** start STORED ROWS **

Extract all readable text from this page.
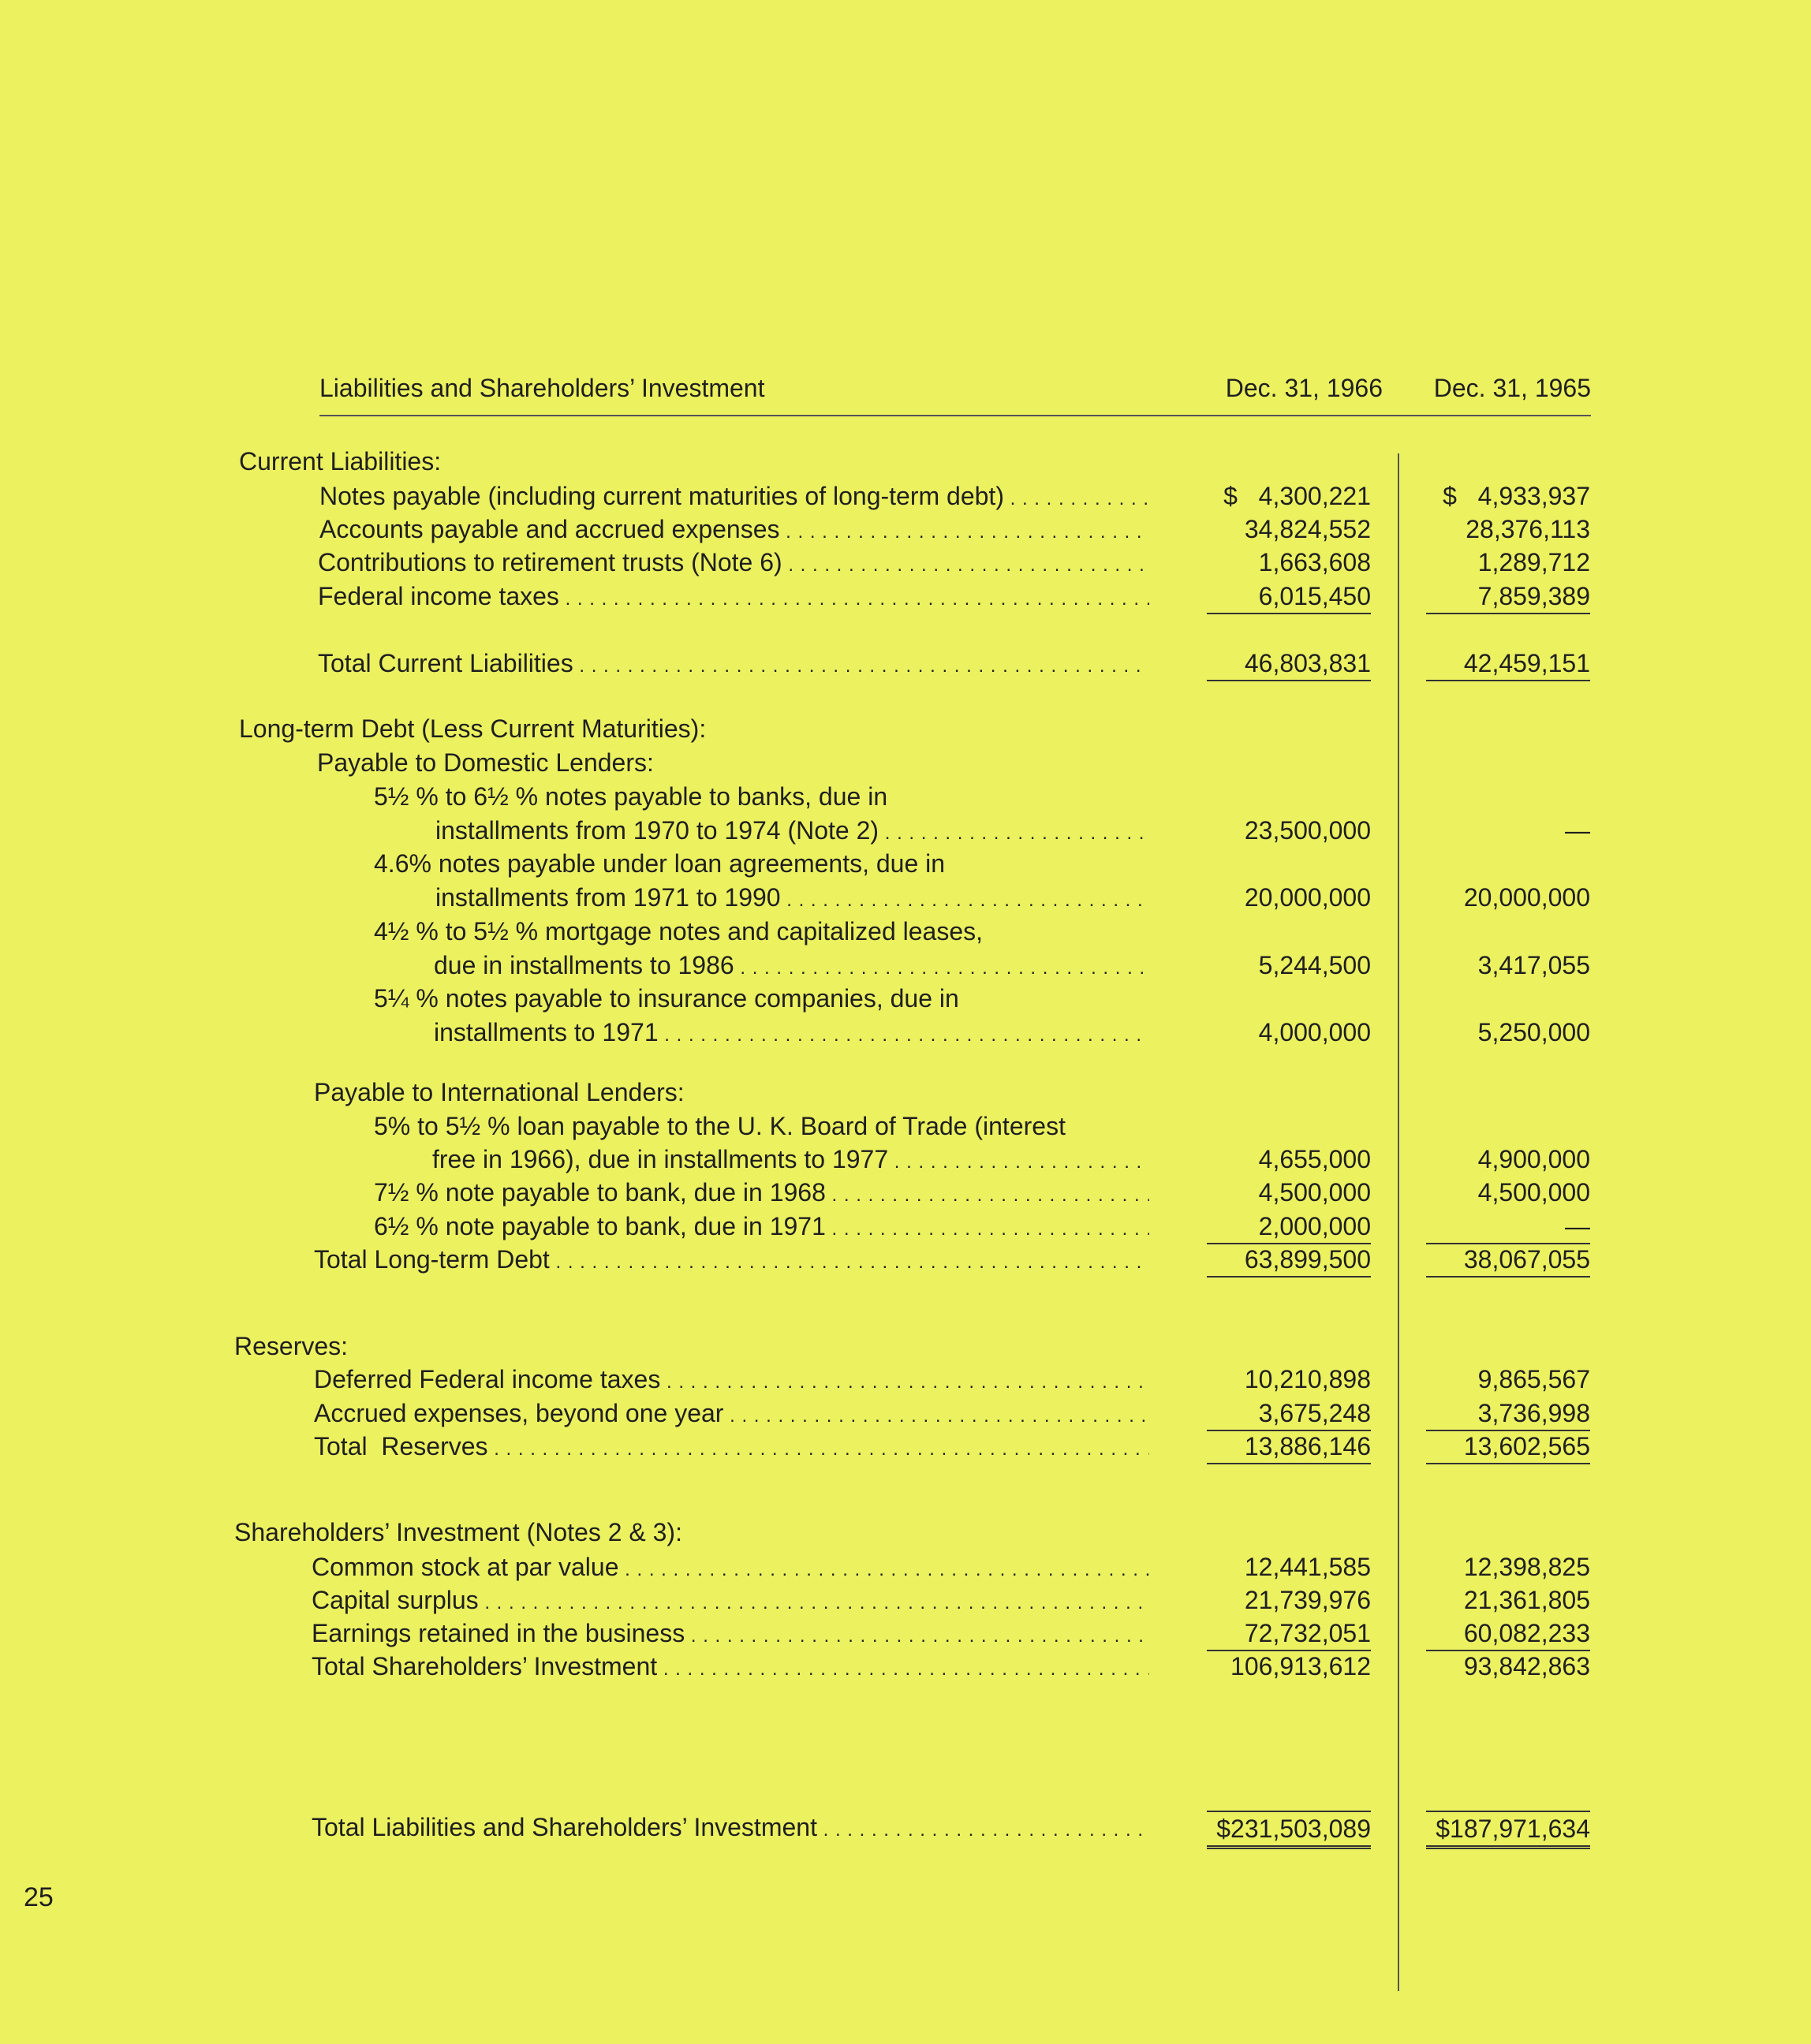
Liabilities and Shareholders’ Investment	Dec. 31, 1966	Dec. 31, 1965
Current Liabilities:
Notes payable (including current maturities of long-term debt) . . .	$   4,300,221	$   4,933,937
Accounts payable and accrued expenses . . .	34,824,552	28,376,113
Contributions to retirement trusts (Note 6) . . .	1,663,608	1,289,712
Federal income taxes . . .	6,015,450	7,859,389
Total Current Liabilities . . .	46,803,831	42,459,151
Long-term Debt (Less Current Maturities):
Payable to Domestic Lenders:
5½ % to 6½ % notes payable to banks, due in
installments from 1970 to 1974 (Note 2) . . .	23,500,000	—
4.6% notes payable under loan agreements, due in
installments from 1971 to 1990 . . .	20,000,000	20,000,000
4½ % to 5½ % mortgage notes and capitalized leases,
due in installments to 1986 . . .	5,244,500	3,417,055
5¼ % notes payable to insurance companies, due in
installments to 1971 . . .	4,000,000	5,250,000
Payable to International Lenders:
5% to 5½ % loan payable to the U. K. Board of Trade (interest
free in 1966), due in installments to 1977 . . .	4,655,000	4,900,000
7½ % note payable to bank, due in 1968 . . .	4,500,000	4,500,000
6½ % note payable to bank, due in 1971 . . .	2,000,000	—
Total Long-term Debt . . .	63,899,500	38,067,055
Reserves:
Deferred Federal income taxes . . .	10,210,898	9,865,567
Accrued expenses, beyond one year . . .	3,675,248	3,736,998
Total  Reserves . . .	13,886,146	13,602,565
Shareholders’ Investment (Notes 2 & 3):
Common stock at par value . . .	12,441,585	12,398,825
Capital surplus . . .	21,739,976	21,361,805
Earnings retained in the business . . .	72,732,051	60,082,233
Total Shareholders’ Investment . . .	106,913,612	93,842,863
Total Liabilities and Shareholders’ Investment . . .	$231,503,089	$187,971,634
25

** end STORED ROWS **

AIM: Restate each of the entries above word for word and skip every image.

FULL SOLUTION:
Extract all readable text from this page.
Liabilities and Shareholders’ Investment	Dec. 31, 1966	Dec. 31, 1965
Current Liabilities:
Notes payable (including current maturities of long-term debt) . . .	$   4,300,221	$   4,933,937
Accounts payable and accrued expenses . . .	34,824,552	28,376,113
Contributions to retirement trusts (Note 6) . . .	1,663,608	1,289,712
Federal income taxes . . .	6,015,450	7,859,389
Total Current Liabilities . . .	46,803,831	42,459,151
Long-term Debt (Less Current Maturities):
Payable to Domestic Lenders:
5½ % to 6½ % notes payable to banks, due in
installments from 1970 to 1974 (Note 2) . . .	23,500,000	—
4.6% notes payable under loan agreements, due in
installments from 1971 to 1990 . . .	20,000,000	20,000,000
4½ % to 5½ % mortgage notes and capitalized leases,
due in installments to 1986 . . .	5,244,500	3,417,055
5¼ % notes payable to insurance companies, due in
installments to 1971 . . .	4,000,000	5,250,000
Payable to International Lenders:
5% to 5½ % loan payable to the U. K. Board of Trade (interest
free in 1966), due in installments to 1977 . . .	4,655,000	4,900,000
7½ % note payable to bank, due in 1968 . . .	4,500,000	4,500,000
6½ % note payable to bank, due in 1971 . . .	2,000,000	—
Total Long-term Debt . . .	63,899,500	38,067,055
Reserves:
Deferred Federal income taxes . . .	10,210,898	9,865,567
Accrued expenses, beyond one year . . .	3,675,248	3,736,998
Total  Reserves . . .	13,886,146	13,602,565
Shareholders’ Investment (Notes 2 & 3):
Common stock at par value . . .	12,441,585	12,398,825
Capital surplus . . .	21,739,976	21,361,805
Earnings retained in the business . . .	72,732,051	60,082,233
Total Shareholders’ Investment . . .	106,913,612	93,842,863
Total Liabilities and Shareholders’ Investment . . .	$231,503,089	$187,971,634
25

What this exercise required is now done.